## INFORMATION SUPPLIED
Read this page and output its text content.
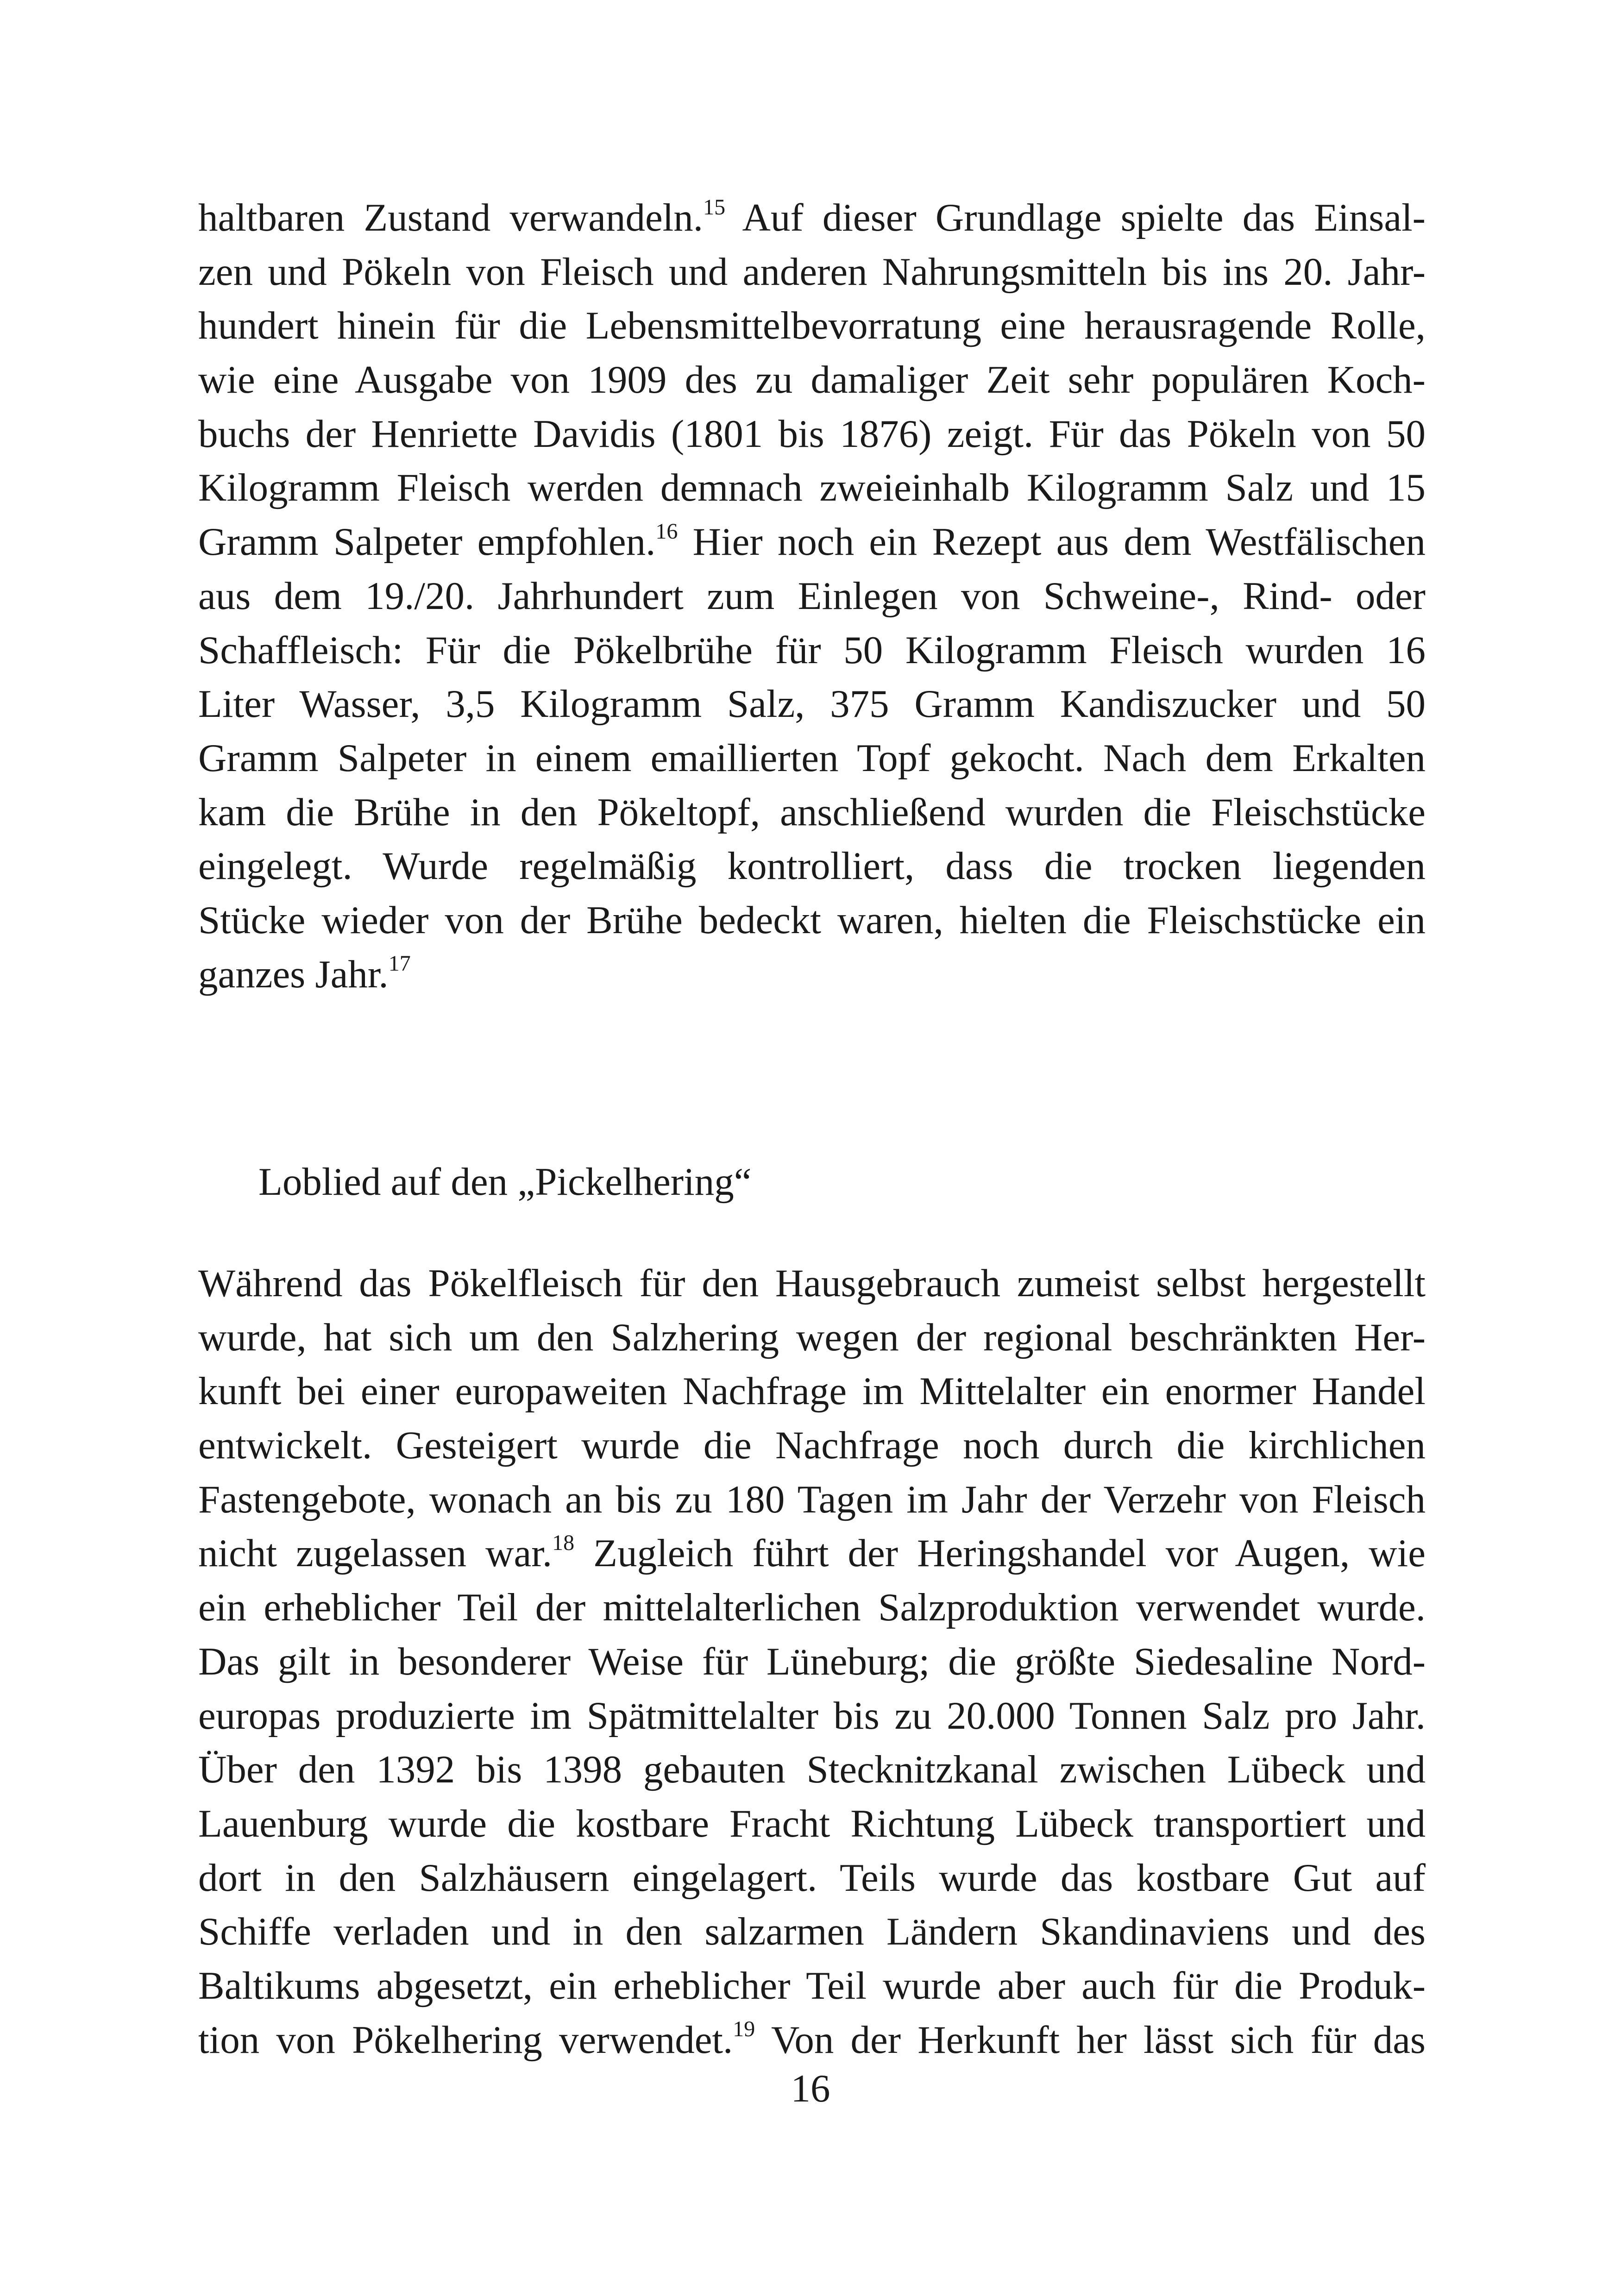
haltbaren Zustand verwandeln.$^{15}$ Auf dieser Grundlage spielte das Einsal-
zen und Pökeln von Fleisch und anderen Nahrungsmitteln bis ins 20. Jahr-
hundert hinein für die Lebensmittelbevorratung eine herausragende Rolle,
wie eine Ausgabe von 1909 des zu damaliger Zeit sehr populären Koch-
buchs der Henriette Davidis (1801 bis 1876) zeigt. Für das Pökeln von 50
Kilogramm Fleisch werden demnach zweieinhalb Kilogramm Salz und 15
Gramm Salpeter empfohlen.$^{16}$ Hier noch ein Rezept aus dem Westfälischen
aus dem 19./20. Jahrhundert zum Einlegen von Schweine-, Rind- oder
Schaffleisch: Für die Pökelbrühe für 50 Kilogramm Fleisch wurden 16
Liter Wasser, 3,5 Kilogramm Salz, 375 Gramm Kandiszucker und 50
Gramm Salpeter in einem emaillierten Topf gekocht. Nach dem Erkalten
kam die Brühe in den Pökeltopf, anschließend wurden die Fleischstücke
eingelegt. Wurde regelmäßig kontrolliert, dass die trocken liegenden
Stücke wieder von der Brühe bedeckt waren, hielten die Fleischstücke ein
ganzes Jahr.$^{17}$
Loblied auf den „Pickelhering“
Während das Pökelfleisch für den Hausgebrauch zumeist selbst hergestellt
wurde, hat sich um den Salzhering wegen der regional beschränkten Her-
kunft bei einer europaweiten Nachfrage im Mittelalter ein enormer Handel
entwickelt. Gesteigert wurde die Nachfrage noch durch die kirchlichen
Fastengebote, wonach an bis zu 180 Tagen im Jahr der Verzehr von Fleisch
nicht zugelassen war.$^{18}$ Zugleich führt der Heringshandel vor Augen, wie
ein erheblicher Teil der mittelalterlichen Salzproduktion verwendet wurde.
Das gilt in besonderer Weise für Lüneburg; die größte Siedesaline Nord-
europas produzierte im Spätmittelalter bis zu 20.000 Tonnen Salz pro Jahr.
Über den 1392 bis 1398 gebauten Stecknitzkanal zwischen Lübeck und
Lauenburg wurde die kostbare Fracht Richtung Lübeck transportiert und
dort in den Salzhäusern eingelagert. Teils wurde das kostbare Gut auf
Schiffe verladen und in den salzarmen Ländern Skandinaviens und des
Baltikums abgesetzt, ein erheblicher Teil wurde aber auch für die Produk-
tion von Pökelhering verwendet.$^{19}$ Von der Herkunft her lässt sich für das
16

## SHORT PROBLEM
Reproduce the full material exactly, excluding the pictures.

## ANSWER FOR THE TASK
Read this page and output its text content.
haltbaren Zustand verwandeln.$^{15}$ Auf dieser Grundlage spielte das Einsal-
zen und Pökeln von Fleisch und anderen Nahrungsmitteln bis ins 20. Jahr-
hundert hinein für die Lebensmittelbevorratung eine herausragende Rolle,
wie eine Ausgabe von 1909 des zu damaliger Zeit sehr populären Koch-
buchs der Henriette Davidis (1801 bis 1876) zeigt. Für das Pökeln von 50
Kilogramm Fleisch werden demnach zweieinhalb Kilogramm Salz und 15
Gramm Salpeter empfohlen.$^{16}$ Hier noch ein Rezept aus dem Westfälischen
aus dem 19./20. Jahrhundert zum Einlegen von Schweine-, Rind- oder
Schaffleisch: Für die Pökelbrühe für 50 Kilogramm Fleisch wurden 16
Liter Wasser, 3,5 Kilogramm Salz, 375 Gramm Kandiszucker und 50
Gramm Salpeter in einem emaillierten Topf gekocht. Nach dem Erkalten
kam die Brühe in den Pökeltopf, anschließend wurden die Fleischstücke
eingelegt. Wurde regelmäßig kontrolliert, dass die trocken liegenden
Stücke wieder von der Brühe bedeckt waren, hielten die Fleischstücke ein
ganzes Jahr.$^{17}$
Loblied auf den „Pickelhering“
Während das Pökelfleisch für den Hausgebrauch zumeist selbst hergestellt
wurde, hat sich um den Salzhering wegen der regional beschränkten Her-
kunft bei einer europaweiten Nachfrage im Mittelalter ein enormer Handel
entwickelt. Gesteigert wurde die Nachfrage noch durch die kirchlichen
Fastengebote, wonach an bis zu 180 Tagen im Jahr der Verzehr von Fleisch
nicht zugelassen war.$^{18}$ Zugleich führt der Heringshandel vor Augen, wie
ein erheblicher Teil der mittelalterlichen Salzproduktion verwendet wurde.
Das gilt in besonderer Weise für Lüneburg; die größte Siedesaline Nord-
europas produzierte im Spätmittelalter bis zu 20.000 Tonnen Salz pro Jahr.
Über den 1392 bis 1398 gebauten Stecknitzkanal zwischen Lübeck und
Lauenburg wurde die kostbare Fracht Richtung Lübeck transportiert und
dort in den Salzhäusern eingelagert. Teils wurde das kostbare Gut auf
Schiffe verladen und in den salzarmen Ländern Skandinaviens und des
Baltikums abgesetzt, ein erheblicher Teil wurde aber auch für die Produk-
tion von Pökelhering verwendet.$^{19}$ Von der Herkunft her lässt sich für das
16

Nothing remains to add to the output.